→ **Goal**
Render the records, from their first line through the line that contains "y-tick-label: 0.02510 bbox=[103, 818, 175, 840]", as a numbered list with blank lines omitted. Include both the first and the last line.

→ **Data extract**

============================================================

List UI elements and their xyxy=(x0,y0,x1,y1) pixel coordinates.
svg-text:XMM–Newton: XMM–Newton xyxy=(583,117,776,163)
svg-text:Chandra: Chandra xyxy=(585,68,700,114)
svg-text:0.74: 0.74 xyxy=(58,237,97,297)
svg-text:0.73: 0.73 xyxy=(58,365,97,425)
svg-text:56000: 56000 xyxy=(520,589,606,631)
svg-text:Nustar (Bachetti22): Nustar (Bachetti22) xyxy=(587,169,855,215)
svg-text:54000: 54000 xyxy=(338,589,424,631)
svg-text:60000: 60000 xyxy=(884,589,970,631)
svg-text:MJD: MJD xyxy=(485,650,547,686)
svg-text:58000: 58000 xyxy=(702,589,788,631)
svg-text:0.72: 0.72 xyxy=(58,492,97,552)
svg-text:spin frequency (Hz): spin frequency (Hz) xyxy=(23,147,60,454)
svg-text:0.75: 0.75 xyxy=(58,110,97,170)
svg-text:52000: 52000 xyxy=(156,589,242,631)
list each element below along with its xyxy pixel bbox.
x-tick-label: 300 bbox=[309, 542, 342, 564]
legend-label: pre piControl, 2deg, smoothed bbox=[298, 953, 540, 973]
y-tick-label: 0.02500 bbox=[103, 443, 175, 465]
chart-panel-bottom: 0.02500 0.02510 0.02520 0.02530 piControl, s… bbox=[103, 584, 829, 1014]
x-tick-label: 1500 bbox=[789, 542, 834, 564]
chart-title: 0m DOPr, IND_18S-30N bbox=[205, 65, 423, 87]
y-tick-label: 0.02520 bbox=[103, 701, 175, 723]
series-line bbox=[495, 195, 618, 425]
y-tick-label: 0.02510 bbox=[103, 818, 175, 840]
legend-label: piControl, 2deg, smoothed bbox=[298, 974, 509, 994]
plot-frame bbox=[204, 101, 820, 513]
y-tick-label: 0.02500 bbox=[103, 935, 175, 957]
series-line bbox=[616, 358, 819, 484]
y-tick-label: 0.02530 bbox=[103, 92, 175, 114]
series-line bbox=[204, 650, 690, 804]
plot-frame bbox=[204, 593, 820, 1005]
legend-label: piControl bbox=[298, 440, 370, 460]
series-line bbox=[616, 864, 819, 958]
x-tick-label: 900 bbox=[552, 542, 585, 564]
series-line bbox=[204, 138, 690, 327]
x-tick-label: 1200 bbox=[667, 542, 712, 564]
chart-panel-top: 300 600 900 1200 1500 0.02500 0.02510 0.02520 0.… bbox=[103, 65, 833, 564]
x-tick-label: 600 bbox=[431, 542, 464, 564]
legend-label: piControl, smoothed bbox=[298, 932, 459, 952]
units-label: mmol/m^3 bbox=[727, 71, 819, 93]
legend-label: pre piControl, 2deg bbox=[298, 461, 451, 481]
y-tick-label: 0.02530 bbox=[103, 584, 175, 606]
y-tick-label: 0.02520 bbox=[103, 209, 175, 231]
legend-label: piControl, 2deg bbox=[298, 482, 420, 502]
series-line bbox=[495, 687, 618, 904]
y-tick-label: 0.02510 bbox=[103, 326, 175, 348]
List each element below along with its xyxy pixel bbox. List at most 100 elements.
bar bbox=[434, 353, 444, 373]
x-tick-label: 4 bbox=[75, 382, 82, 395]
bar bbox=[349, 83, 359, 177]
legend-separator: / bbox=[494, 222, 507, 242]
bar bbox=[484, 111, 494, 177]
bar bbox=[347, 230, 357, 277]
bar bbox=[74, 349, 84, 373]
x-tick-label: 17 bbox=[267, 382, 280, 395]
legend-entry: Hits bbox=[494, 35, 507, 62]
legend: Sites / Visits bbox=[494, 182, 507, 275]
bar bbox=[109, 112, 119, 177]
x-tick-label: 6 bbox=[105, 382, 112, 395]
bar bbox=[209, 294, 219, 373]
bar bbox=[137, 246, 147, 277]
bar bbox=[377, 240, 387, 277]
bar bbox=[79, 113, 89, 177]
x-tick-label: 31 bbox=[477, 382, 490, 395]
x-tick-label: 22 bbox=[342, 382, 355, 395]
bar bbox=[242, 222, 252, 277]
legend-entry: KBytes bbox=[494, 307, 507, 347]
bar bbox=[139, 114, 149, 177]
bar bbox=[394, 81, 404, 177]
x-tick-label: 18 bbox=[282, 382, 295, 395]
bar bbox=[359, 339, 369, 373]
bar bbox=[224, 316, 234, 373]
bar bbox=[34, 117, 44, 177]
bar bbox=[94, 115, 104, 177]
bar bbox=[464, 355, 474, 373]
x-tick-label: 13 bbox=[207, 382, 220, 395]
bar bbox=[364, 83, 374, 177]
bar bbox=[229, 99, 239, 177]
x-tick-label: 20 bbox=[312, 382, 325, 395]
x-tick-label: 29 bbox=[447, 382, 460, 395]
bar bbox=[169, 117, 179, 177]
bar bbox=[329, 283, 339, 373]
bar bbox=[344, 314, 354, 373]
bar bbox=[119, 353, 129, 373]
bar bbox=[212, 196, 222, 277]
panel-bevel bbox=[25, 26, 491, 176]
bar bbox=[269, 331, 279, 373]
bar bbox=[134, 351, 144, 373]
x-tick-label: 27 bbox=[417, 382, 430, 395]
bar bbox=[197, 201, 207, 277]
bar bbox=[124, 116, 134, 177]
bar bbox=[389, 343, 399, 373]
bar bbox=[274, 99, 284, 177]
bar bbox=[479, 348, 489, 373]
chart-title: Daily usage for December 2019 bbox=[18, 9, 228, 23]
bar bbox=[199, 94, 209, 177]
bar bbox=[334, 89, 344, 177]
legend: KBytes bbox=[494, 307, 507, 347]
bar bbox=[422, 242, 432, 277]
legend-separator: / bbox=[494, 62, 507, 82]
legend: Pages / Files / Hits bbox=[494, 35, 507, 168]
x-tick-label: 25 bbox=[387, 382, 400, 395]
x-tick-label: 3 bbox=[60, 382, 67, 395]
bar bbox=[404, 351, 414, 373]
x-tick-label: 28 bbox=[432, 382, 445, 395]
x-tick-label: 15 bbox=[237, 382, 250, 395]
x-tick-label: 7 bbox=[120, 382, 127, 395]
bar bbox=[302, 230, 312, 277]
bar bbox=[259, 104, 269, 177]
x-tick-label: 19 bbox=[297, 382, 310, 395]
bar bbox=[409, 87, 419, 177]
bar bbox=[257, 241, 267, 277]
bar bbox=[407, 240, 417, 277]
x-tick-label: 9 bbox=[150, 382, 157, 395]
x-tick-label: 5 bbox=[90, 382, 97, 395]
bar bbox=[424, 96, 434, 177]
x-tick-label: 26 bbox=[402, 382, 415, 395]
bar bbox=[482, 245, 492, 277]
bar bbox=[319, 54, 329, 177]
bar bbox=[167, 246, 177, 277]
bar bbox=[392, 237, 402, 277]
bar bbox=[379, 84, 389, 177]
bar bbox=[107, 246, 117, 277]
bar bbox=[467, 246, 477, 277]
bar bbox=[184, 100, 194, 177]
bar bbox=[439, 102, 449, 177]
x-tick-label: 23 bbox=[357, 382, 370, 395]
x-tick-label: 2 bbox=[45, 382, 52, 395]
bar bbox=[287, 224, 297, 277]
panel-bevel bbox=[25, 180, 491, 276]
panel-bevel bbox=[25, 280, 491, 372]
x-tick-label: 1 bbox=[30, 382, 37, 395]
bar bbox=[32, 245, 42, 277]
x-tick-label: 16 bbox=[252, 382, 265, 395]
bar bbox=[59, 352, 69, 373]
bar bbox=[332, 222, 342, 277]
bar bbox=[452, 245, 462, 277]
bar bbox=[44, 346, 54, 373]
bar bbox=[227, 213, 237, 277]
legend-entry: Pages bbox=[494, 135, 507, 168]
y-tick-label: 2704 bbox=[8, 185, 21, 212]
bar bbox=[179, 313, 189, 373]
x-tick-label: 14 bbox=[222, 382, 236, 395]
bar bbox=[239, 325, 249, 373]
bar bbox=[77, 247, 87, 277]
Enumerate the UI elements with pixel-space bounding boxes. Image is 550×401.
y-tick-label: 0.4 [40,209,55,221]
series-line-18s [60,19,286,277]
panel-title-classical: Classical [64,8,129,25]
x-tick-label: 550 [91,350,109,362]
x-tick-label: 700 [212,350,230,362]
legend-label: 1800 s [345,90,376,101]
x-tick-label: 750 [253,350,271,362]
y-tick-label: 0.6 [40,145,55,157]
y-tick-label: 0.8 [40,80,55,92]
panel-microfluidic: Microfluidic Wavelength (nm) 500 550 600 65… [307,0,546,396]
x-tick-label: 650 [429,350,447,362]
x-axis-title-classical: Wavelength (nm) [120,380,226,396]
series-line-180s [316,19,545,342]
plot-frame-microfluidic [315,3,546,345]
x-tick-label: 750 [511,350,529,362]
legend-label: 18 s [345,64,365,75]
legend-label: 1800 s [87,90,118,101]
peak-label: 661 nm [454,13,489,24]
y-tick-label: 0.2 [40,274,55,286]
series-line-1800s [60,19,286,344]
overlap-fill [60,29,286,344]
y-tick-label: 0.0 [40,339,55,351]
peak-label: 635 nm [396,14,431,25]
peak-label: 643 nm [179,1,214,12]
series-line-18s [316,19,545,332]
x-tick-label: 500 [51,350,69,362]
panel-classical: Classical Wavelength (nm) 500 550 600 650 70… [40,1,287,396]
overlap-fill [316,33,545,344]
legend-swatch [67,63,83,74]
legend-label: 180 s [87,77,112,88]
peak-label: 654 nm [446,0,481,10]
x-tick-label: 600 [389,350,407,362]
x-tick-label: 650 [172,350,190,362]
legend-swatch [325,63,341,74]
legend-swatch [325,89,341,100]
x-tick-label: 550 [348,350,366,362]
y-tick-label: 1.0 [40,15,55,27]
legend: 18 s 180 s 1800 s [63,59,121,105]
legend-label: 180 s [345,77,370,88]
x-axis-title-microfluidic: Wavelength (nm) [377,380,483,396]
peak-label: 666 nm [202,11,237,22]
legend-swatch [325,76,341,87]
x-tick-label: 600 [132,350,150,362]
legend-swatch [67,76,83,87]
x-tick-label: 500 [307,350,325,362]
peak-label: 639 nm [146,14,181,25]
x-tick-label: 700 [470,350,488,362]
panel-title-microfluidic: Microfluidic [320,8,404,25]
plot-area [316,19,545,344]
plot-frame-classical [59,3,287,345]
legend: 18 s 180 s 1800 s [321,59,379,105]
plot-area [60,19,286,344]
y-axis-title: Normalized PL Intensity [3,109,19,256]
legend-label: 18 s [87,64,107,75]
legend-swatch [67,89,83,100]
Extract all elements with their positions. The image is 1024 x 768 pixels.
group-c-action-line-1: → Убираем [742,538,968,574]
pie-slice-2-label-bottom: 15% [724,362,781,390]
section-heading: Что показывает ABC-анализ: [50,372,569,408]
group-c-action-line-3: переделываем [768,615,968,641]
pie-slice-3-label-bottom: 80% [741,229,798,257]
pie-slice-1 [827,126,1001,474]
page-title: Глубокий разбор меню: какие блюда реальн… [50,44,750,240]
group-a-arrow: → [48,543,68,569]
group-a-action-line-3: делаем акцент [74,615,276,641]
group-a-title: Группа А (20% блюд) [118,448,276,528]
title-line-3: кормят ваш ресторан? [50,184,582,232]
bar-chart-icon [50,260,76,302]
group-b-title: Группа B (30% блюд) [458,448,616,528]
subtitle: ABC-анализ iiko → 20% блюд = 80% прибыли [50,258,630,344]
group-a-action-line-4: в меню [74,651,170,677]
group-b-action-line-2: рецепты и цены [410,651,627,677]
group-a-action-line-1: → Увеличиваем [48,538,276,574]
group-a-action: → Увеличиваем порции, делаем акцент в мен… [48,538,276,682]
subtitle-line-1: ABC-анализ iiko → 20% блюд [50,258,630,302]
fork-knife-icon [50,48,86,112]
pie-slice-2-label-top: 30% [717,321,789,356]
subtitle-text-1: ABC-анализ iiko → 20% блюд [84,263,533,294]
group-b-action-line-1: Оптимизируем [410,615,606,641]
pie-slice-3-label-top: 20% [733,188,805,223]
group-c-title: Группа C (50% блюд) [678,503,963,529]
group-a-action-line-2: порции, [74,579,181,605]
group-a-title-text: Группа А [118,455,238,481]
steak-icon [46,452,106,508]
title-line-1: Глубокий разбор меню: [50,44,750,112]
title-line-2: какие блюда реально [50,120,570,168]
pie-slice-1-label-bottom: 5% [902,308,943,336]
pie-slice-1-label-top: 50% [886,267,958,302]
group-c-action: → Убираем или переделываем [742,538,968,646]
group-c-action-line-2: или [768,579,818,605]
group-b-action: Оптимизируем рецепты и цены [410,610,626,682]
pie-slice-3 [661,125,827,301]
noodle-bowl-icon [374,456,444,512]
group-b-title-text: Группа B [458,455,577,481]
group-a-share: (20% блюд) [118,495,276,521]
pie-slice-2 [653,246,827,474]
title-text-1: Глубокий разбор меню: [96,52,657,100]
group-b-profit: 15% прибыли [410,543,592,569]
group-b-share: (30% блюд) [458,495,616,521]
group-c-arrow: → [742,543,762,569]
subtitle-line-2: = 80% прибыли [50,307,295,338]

============================================================

→ **Result of the exercise**
1. List UI elements and their xyxy=(x0,y0,x1,y1) pixel coordinates.
2. svg-text:XMM–Newton: XMM–Newton xyxy=(583,117,776,163)
3. svg-text:Chandra: Chandra xyxy=(585,68,700,114)
4. svg-text:0.74: 0.74 xyxy=(58,237,97,297)
5. svg-text:0.73: 0.73 xyxy=(58,365,97,425)
6. svg-text:56000: 56000 xyxy=(520,589,606,631)
7. svg-text:Nustar (Bachetti22): Nustar (Bachetti22) xyxy=(587,169,855,215)
8. svg-text:54000: 54000 xyxy=(338,589,424,631)
9. svg-text:60000: 60000 xyxy=(884,589,970,631)
10. svg-text:MJD: MJD xyxy=(485,650,547,686)
11. svg-text:58000: 58000 xyxy=(702,589,788,631)
12. svg-text:0.72: 0.72 xyxy=(58,492,97,552)
13. svg-text:spin frequency (Hz): spin frequency (Hz) xyxy=(23,147,60,454)
14. svg-text:0.75: 0.75 xyxy=(58,110,97,170)
15. svg-text:52000: 52000 xyxy=(156,589,242,631)
16. list each element below along with its xyxy pixel bbox.
17. x-tick-label: 300 bbox=[309, 542, 342, 564]
18. legend-label: pre piControl, 2deg, smoothed bbox=[298, 953, 540, 973]
19. y-tick-label: 0.02500 bbox=[103, 443, 175, 465]
20. chart-panel-bottom: 0.02500 0.02510 0.02520 0.02530 piControl, s… bbox=[103, 584, 829, 1014]
21. x-tick-label: 1500 bbox=[789, 542, 834, 564]
22. chart-title: 0m DOPr, IND_18S-30N bbox=[205, 65, 423, 87]
23. y-tick-label: 0.02520 bbox=[103, 701, 175, 723]
24. series-line bbox=[495, 195, 618, 425]
25. y-tick-label: 0.02510 bbox=[103, 818, 175, 840]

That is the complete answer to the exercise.